>> BEGIN GIVEN RECORDS
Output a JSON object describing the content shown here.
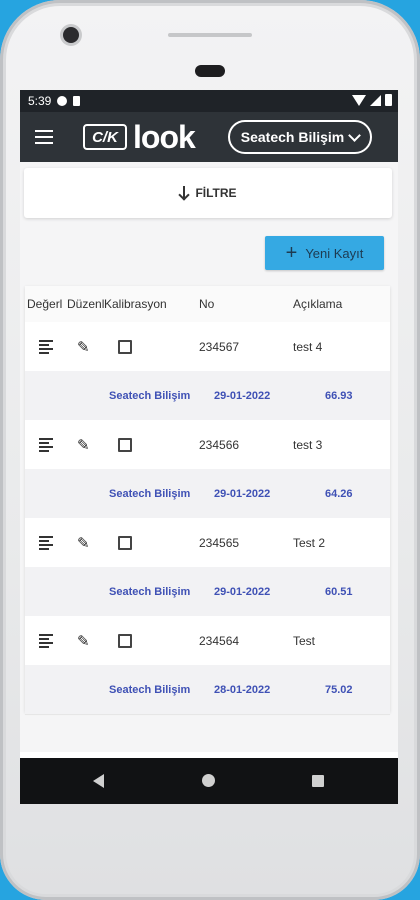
{
  "status_bar": {
    "time": "5:39"
  },
  "app_bar": {
    "logo_box": "C/K",
    "logo_text": "look",
    "company_selector": "Seatech Bilişim"
  },
  "filter": {
    "label": "FİLTRE"
  },
  "actions": {
    "new_record": "Yeni Kayıt"
  },
  "table": {
    "columns": [
      "Değerl",
      "Düzenl",
      "Kalibrasyon",
      "No",
      "Açıklama"
    ],
    "records": [
      {
        "no": "234567",
        "description": "test 4",
        "company": "Seatech Bilişim",
        "date": "29-01-2022",
        "value": "66.93"
      },
      {
        "no": "234566",
        "description": "test 3",
        "company": "Seatech Bilişim",
        "date": "29-01-2022",
        "value": "64.26"
      },
      {
        "no": "234565",
        "description": "Test 2",
        "company": "Seatech Bilişim",
        "date": "29-01-2022",
        "value": "60.51"
      },
      {
        "no": "234564",
        "description": "Test",
        "company": "Seatech Bilişim",
        "date": "28-01-2022",
        "value": "75.02"
      }
    ]
  },
  "icons": {
    "menu": "hamburger-icon",
    "evaluate": "lines-icon",
    "edit": "pencil-icon",
    "calibration": "checkbox-icon",
    "filter_arrow": "arrow-down-icon",
    "add": "plus-icon"
  },
  "colors": {
    "app_bar": "#2e3338",
    "accent_button": "#35a9e3",
    "detail_text": "#3f51b5",
    "background": "#26a4e0"
  }
}
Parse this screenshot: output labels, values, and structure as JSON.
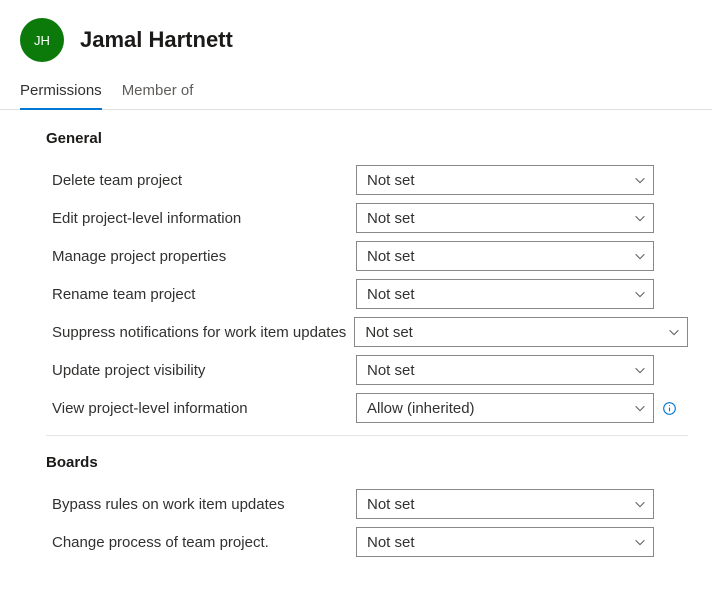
{
  "user": {
    "initials": "JH",
    "name": "Jamal Hartnett"
  },
  "tabs": {
    "permissions": "Permissions",
    "member_of": "Member of"
  },
  "sections": {
    "general": {
      "title": "General",
      "rows": {
        "delete_team_project": {
          "label": "Delete team project",
          "value": "Not set"
        },
        "edit_project_level_info": {
          "label": "Edit project-level information",
          "value": "Not set"
        },
        "manage_project_properties": {
          "label": "Manage project properties",
          "value": "Not set"
        },
        "rename_team_project": {
          "label": "Rename team project",
          "value": "Not set"
        },
        "suppress_notifications": {
          "label": "Suppress notifications for work item updates",
          "value": "Not set"
        },
        "update_project_visibility": {
          "label": "Update project visibility",
          "value": "Not set"
        },
        "view_project_level_info": {
          "label": "View project-level information",
          "value": "Allow (inherited)"
        }
      }
    },
    "boards": {
      "title": "Boards",
      "rows": {
        "bypass_rules": {
          "label": "Bypass rules on work item updates",
          "value": "Not set"
        },
        "change_process": {
          "label": "Change process of team project.",
          "value": "Not set"
        }
      }
    }
  }
}
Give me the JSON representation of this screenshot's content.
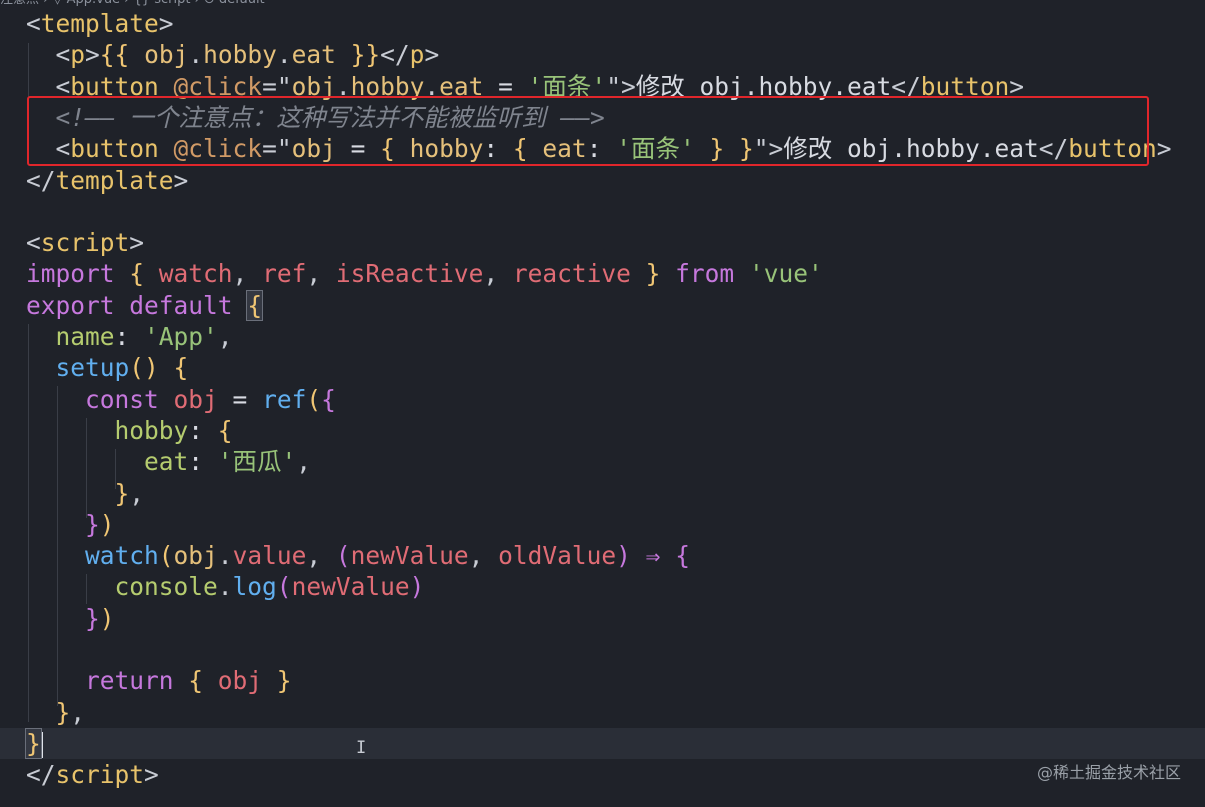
{
  "breadcrumb": {
    "text": "注意点 › ▽ App.vue › {} script › ⊙ default"
  },
  "watermark": "@稀土掘金技术社区",
  "cursor_glyph": "I",
  "lines": [
    {
      "tokens": [
        {
          "t": "<",
          "c": "t-punct"
        },
        {
          "t": "template",
          "c": "t-tagname"
        },
        {
          "t": ">",
          "c": "t-punct"
        }
      ]
    },
    {
      "tokens": [
        {
          "t": "  <",
          "c": "t-punct"
        },
        {
          "t": "p",
          "c": "t-tagname"
        },
        {
          "t": ">",
          "c": "t-punct"
        },
        {
          "t": "{{ ",
          "c": "t-brace"
        },
        {
          "t": "obj",
          "c": "t-yellow"
        },
        {
          "t": ".",
          "c": "t-punct"
        },
        {
          "t": "hobby",
          "c": "t-yellow"
        },
        {
          "t": ".",
          "c": "t-punct"
        },
        {
          "t": "eat",
          "c": "t-yellow"
        },
        {
          "t": " }}",
          "c": "t-brace"
        },
        {
          "t": "</",
          "c": "t-punct"
        },
        {
          "t": "p",
          "c": "t-tagname"
        },
        {
          "t": ">",
          "c": "t-punct"
        }
      ]
    },
    {
      "tokens": [
        {
          "t": "  <",
          "c": "t-punct"
        },
        {
          "t": "button",
          "c": "t-tagname"
        },
        {
          "t": " ",
          "c": "t-text"
        },
        {
          "t": "@click",
          "c": "t-orange"
        },
        {
          "t": "=\"",
          "c": "t-punct"
        },
        {
          "t": "obj",
          "c": "t-yellow"
        },
        {
          "t": ".",
          "c": "t-punct"
        },
        {
          "t": "hobby",
          "c": "t-yellow"
        },
        {
          "t": ".",
          "c": "t-punct"
        },
        {
          "t": "eat",
          "c": "t-yellow"
        },
        {
          "t": " = ",
          "c": "t-text"
        },
        {
          "t": "'面条'",
          "c": "t-str"
        },
        {
          "t": "\">",
          "c": "t-punct"
        },
        {
          "t": "修改 obj.hobby.eat",
          "c": "t-text"
        },
        {
          "t": "</",
          "c": "t-punct"
        },
        {
          "t": "button",
          "c": "t-tagname"
        },
        {
          "t": ">",
          "c": "t-punct"
        }
      ]
    },
    {
      "tokens": [
        {
          "t": "  <!—— 一个注意点：这种写法并不能被监听到 ——>",
          "c": "t-comment"
        }
      ]
    },
    {
      "tokens": [
        {
          "t": "  <",
          "c": "t-punct"
        },
        {
          "t": "button",
          "c": "t-tagname"
        },
        {
          "t": " ",
          "c": "t-text"
        },
        {
          "t": "@click",
          "c": "t-orange"
        },
        {
          "t": "=\"",
          "c": "t-punct"
        },
        {
          "t": "obj",
          "c": "t-yellow"
        },
        {
          "t": " = ",
          "c": "t-text"
        },
        {
          "t": "{ ",
          "c": "t-brace"
        },
        {
          "t": "hobby",
          "c": "t-yellow"
        },
        {
          "t": ": ",
          "c": "t-text"
        },
        {
          "t": "{ ",
          "c": "t-brace"
        },
        {
          "t": "eat",
          "c": "t-yellow"
        },
        {
          "t": ": ",
          "c": "t-text"
        },
        {
          "t": "'面条'",
          "c": "t-str"
        },
        {
          "t": " } }",
          "c": "t-brace"
        },
        {
          "t": "\">",
          "c": "t-punct"
        },
        {
          "t": "修改 obj.hobby.eat",
          "c": "t-text"
        },
        {
          "t": "</",
          "c": "t-punct"
        },
        {
          "t": "button",
          "c": "t-tagname"
        },
        {
          "t": ">",
          "c": "t-punct"
        }
      ]
    },
    {
      "tokens": [
        {
          "t": "</",
          "c": "t-punct"
        },
        {
          "t": "template",
          "c": "t-tagname"
        },
        {
          "t": ">",
          "c": "t-punct"
        }
      ]
    },
    {
      "tokens": []
    },
    {
      "tokens": [
        {
          "t": "<",
          "c": "t-punct"
        },
        {
          "t": "script",
          "c": "t-tagname"
        },
        {
          "t": ">",
          "c": "t-punct"
        }
      ]
    },
    {
      "tokens": [
        {
          "t": "import",
          "c": "t-kw"
        },
        {
          "t": " { ",
          "c": "t-brace"
        },
        {
          "t": "watch",
          "c": "t-param"
        },
        {
          "t": ", ",
          "c": "t-punct"
        },
        {
          "t": "ref",
          "c": "t-param"
        },
        {
          "t": ", ",
          "c": "t-punct"
        },
        {
          "t": "isReactive",
          "c": "t-param"
        },
        {
          "t": ", ",
          "c": "t-punct"
        },
        {
          "t": "reactive",
          "c": "t-param"
        },
        {
          "t": " } ",
          "c": "t-brace"
        },
        {
          "t": "from",
          "c": "t-kw"
        },
        {
          "t": " ",
          "c": "t-text"
        },
        {
          "t": "'vue'",
          "c": "t-str"
        }
      ]
    },
    {
      "tokens": [
        {
          "t": "export",
          "c": "t-kw"
        },
        {
          "t": " ",
          "c": "t-text"
        },
        {
          "t": "default",
          "c": "t-kw"
        },
        {
          "t": " ",
          "c": "t-text"
        },
        {
          "t": "{",
          "c": "t-brace",
          "match": true
        }
      ]
    },
    {
      "tokens": [
        {
          "t": "  name",
          "c": "t-green"
        },
        {
          "t": ": ",
          "c": "t-text"
        },
        {
          "t": "'App'",
          "c": "t-str"
        },
        {
          "t": ",",
          "c": "t-punct"
        }
      ]
    },
    {
      "tokens": [
        {
          "t": "  setup",
          "c": "t-blue"
        },
        {
          "t": "() ",
          "c": "t-brace"
        },
        {
          "t": "{",
          "c": "t-brace"
        }
      ]
    },
    {
      "tokens": [
        {
          "t": "    const",
          "c": "t-kw"
        },
        {
          "t": " ",
          "c": "t-text"
        },
        {
          "t": "obj",
          "c": "t-param"
        },
        {
          "t": " = ",
          "c": "t-text"
        },
        {
          "t": "ref",
          "c": "t-blue"
        },
        {
          "t": "(",
          "c": "t-brace"
        },
        {
          "t": "{",
          "c": "t-kw"
        }
      ]
    },
    {
      "tokens": [
        {
          "t": "      hobby",
          "c": "t-green"
        },
        {
          "t": ": ",
          "c": "t-text"
        },
        {
          "t": "{",
          "c": "t-brace"
        }
      ]
    },
    {
      "tokens": [
        {
          "t": "        eat",
          "c": "t-green"
        },
        {
          "t": ": ",
          "c": "t-text"
        },
        {
          "t": "'西瓜'",
          "c": "t-str"
        },
        {
          "t": ",",
          "c": "t-punct"
        }
      ]
    },
    {
      "tokens": [
        {
          "t": "      }",
          "c": "t-brace"
        },
        {
          "t": ",",
          "c": "t-punct"
        }
      ]
    },
    {
      "tokens": [
        {
          "t": "    }",
          "c": "t-kw"
        },
        {
          "t": ")",
          "c": "t-brace"
        }
      ]
    },
    {
      "tokens": [
        {
          "t": "    watch",
          "c": "t-blue"
        },
        {
          "t": "(",
          "c": "t-brace"
        },
        {
          "t": "obj",
          "c": "t-yellow"
        },
        {
          "t": ".",
          "c": "t-punct"
        },
        {
          "t": "value",
          "c": "t-param"
        },
        {
          "t": ", ",
          "c": "t-punct"
        },
        {
          "t": "(",
          "c": "t-kw"
        },
        {
          "t": "newValue",
          "c": "t-param"
        },
        {
          "t": ", ",
          "c": "t-punct"
        },
        {
          "t": "oldValue",
          "c": "t-param"
        },
        {
          "t": ") ",
          "c": "t-kw"
        },
        {
          "t": "⇒",
          "c": "t-kw"
        },
        {
          "t": " {",
          "c": "t-kw"
        }
      ]
    },
    {
      "tokens": [
        {
          "t": "      console",
          "c": "t-green"
        },
        {
          "t": ".",
          "c": "t-punct"
        },
        {
          "t": "log",
          "c": "t-blue"
        },
        {
          "t": "(",
          "c": "t-kw"
        },
        {
          "t": "newValue",
          "c": "t-param"
        },
        {
          "t": ")",
          "c": "t-kw"
        }
      ]
    },
    {
      "tokens": [
        {
          "t": "    }",
          "c": "t-kw"
        },
        {
          "t": ")",
          "c": "t-brace"
        }
      ]
    },
    {
      "tokens": []
    },
    {
      "tokens": [
        {
          "t": "    return",
          "c": "t-kw"
        },
        {
          "t": " { ",
          "c": "t-brace"
        },
        {
          "t": "obj",
          "c": "t-param"
        },
        {
          "t": " }",
          "c": "t-brace"
        }
      ]
    },
    {
      "tokens": [
        {
          "t": "  }",
          "c": "t-brace"
        },
        {
          "t": ",",
          "c": "t-punct"
        }
      ]
    },
    {
      "tokens": [
        {
          "t": "}",
          "c": "t-brace",
          "match": true
        }
      ],
      "current": true,
      "caret": true
    },
    {
      "tokens": [
        {
          "t": "</",
          "c": "t-punct"
        },
        {
          "t": "script",
          "c": "t-tagname"
        },
        {
          "t": ">",
          "c": "t-punct"
        }
      ]
    }
  ]
}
>> END GIVEN RECORDS
Give the number of lines above in which the word "content" occurs, with nothing else.

2